■ Written problem
Identify, in the records below, every line where the string "JSON" appears, and copy each such line.

■ Records for the task

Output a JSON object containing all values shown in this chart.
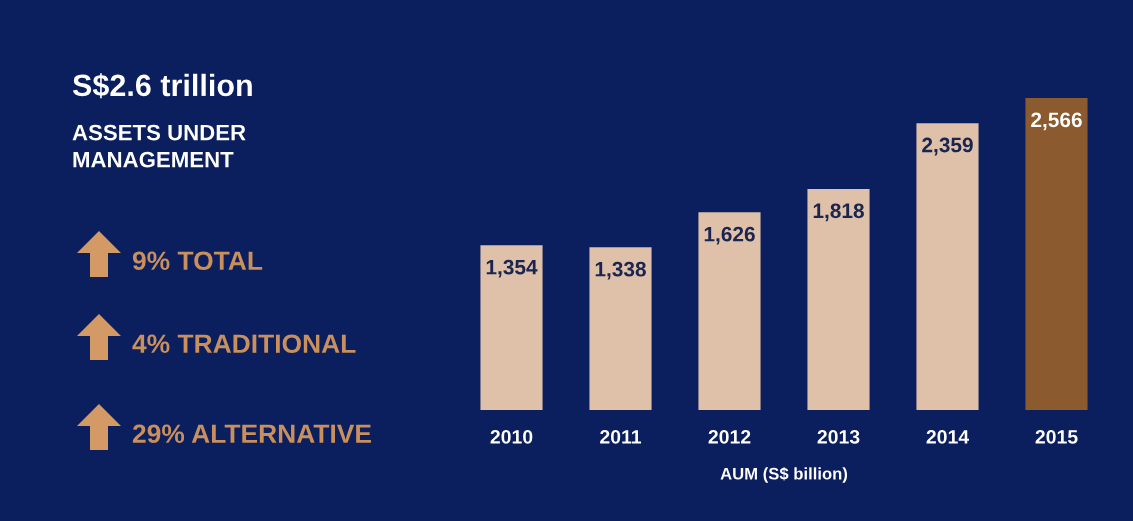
{
  "chart_data": {
    "type": "bar",
    "title": "S$2.6 trillion",
    "subtitle": "ASSETS UNDER\nMANAGEMENT",
    "xlabel": "AUM (S$ billion)",
    "categories": [
      "2010",
      "2011",
      "2012",
      "2013",
      "2014",
      "2015"
    ],
    "values": [
      1354,
      1338,
      1626,
      1818,
      2359,
      2566
    ],
    "value_labels": [
      "1,354",
      "1,338",
      "1,626",
      "1,818",
      "2,359",
      "2,566"
    ],
    "colors": [
      "#dfc0a8",
      "#dfc0a8",
      "#dfc0a8",
      "#dfc0a8",
      "#dfc0a8",
      "#8b5a2e"
    ],
    "tick_labels": "x",
    "annotations": [
      "9% TOTAL",
      "4% TRADITIONAL",
      "29% ALTERNATIVE"
    ]
  }
}
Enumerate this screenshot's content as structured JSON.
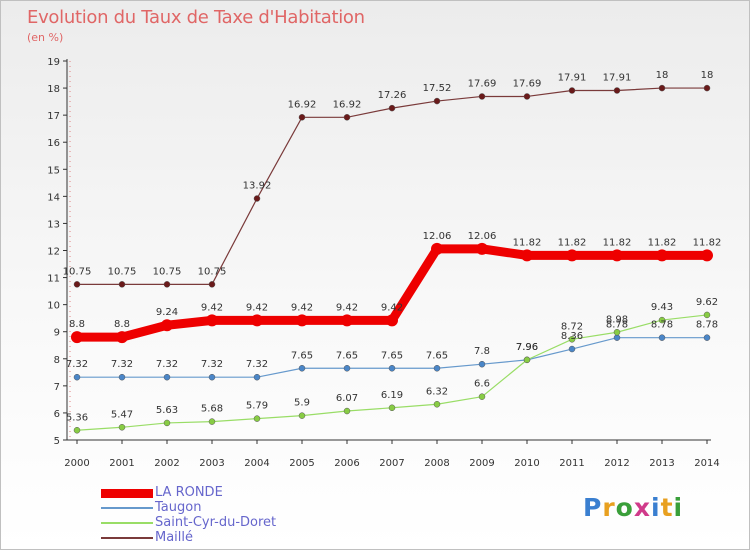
{
  "title": "Evolution du Taux de Taxe d'Habitation",
  "subtitle": "(en %)",
  "logo": {
    "text": "Proxiti",
    "letter_colors": [
      "#3a7fd0",
      "#e8a020",
      "#3a9f3a",
      "#d03a8a",
      "#3a7fd0",
      "#e8a020",
      "#3a9f3a"
    ]
  },
  "chart_data": {
    "type": "line",
    "x": [
      2000,
      2001,
      2002,
      2003,
      2004,
      2005,
      2006,
      2007,
      2008,
      2009,
      2010,
      2011,
      2012,
      2013,
      2014
    ],
    "ylim": [
      5,
      19
    ],
    "yticks": [
      5,
      6,
      7,
      8,
      9,
      10,
      11,
      12,
      13,
      14,
      15,
      16,
      17,
      18,
      19
    ],
    "grid": false,
    "legend_position": "bottom-left",
    "series": [
      {
        "name": "LA RONDE",
        "color": "#ee0000",
        "marker_color": "#ee0000",
        "width": "thick",
        "values": [
          8.8,
          8.8,
          9.24,
          9.42,
          9.42,
          9.42,
          9.42,
          9.42,
          12.06,
          12.06,
          11.82,
          11.82,
          11.82,
          11.82,
          11.82
        ],
        "labels": [
          "8.8",
          "8.8",
          "9.24",
          "9.42",
          "9.42",
          "9.42",
          "9.42",
          "9.42",
          "12.06",
          "12.06",
          "11.82",
          "11.82",
          "11.82",
          "11.82",
          "11.82"
        ],
        "label_position": "above"
      },
      {
        "name": "Taugon",
        "color": "#6699cc",
        "marker_color": "#4a86c8",
        "width": "thin",
        "values": [
          7.32,
          7.32,
          7.32,
          7.32,
          7.32,
          7.65,
          7.65,
          7.65,
          7.65,
          7.8,
          7.96,
          8.36,
          8.78,
          8.78,
          8.78
        ],
        "labels": [
          "7.32",
          "7.32",
          "7.32",
          "7.32",
          "7.32",
          "7.65",
          "7.65",
          "7.65",
          "7.65",
          "7.8",
          "7.96",
          "8.36",
          "8.78",
          "8.78",
          "8.78"
        ],
        "label_position": "above"
      },
      {
        "name": "Saint-Cyr-du-Doret",
        "color": "#99dd66",
        "marker_color": "#88cc44",
        "width": "thin",
        "values": [
          5.36,
          5.47,
          5.63,
          5.68,
          5.79,
          5.9,
          6.07,
          6.19,
          6.32,
          6.6,
          7.96,
          8.72,
          8.98,
          9.43,
          9.62
        ],
        "labels": [
          "5.36",
          "5.47",
          "5.63",
          "5.68",
          "5.79",
          "5.9",
          "6.07",
          "6.19",
          "6.32",
          "6.6",
          "7.96",
          "8.72",
          "8.98",
          "9.43",
          "9.62"
        ],
        "label_position": "above"
      },
      {
        "name": "Maillé",
        "color": "#7a3a3a",
        "marker_color": "#6a1a1a",
        "width": "thin",
        "values": [
          10.75,
          10.75,
          10.75,
          10.75,
          13.92,
          16.92,
          16.92,
          17.26,
          17.52,
          17.69,
          17.69,
          17.91,
          17.91,
          18,
          18
        ],
        "labels": [
          "10.75",
          "10.75",
          "10.75",
          "10.75",
          "13.92",
          "16.92",
          "16.92",
          "17.26",
          "17.52",
          "17.69",
          "17.69",
          "17.91",
          "17.91",
          "18",
          "18"
        ],
        "label_position": "above"
      }
    ]
  }
}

■ Full response
Output a JSON object containing all values shown in this chart.
Enumerate this screenshot's content as structured JSON.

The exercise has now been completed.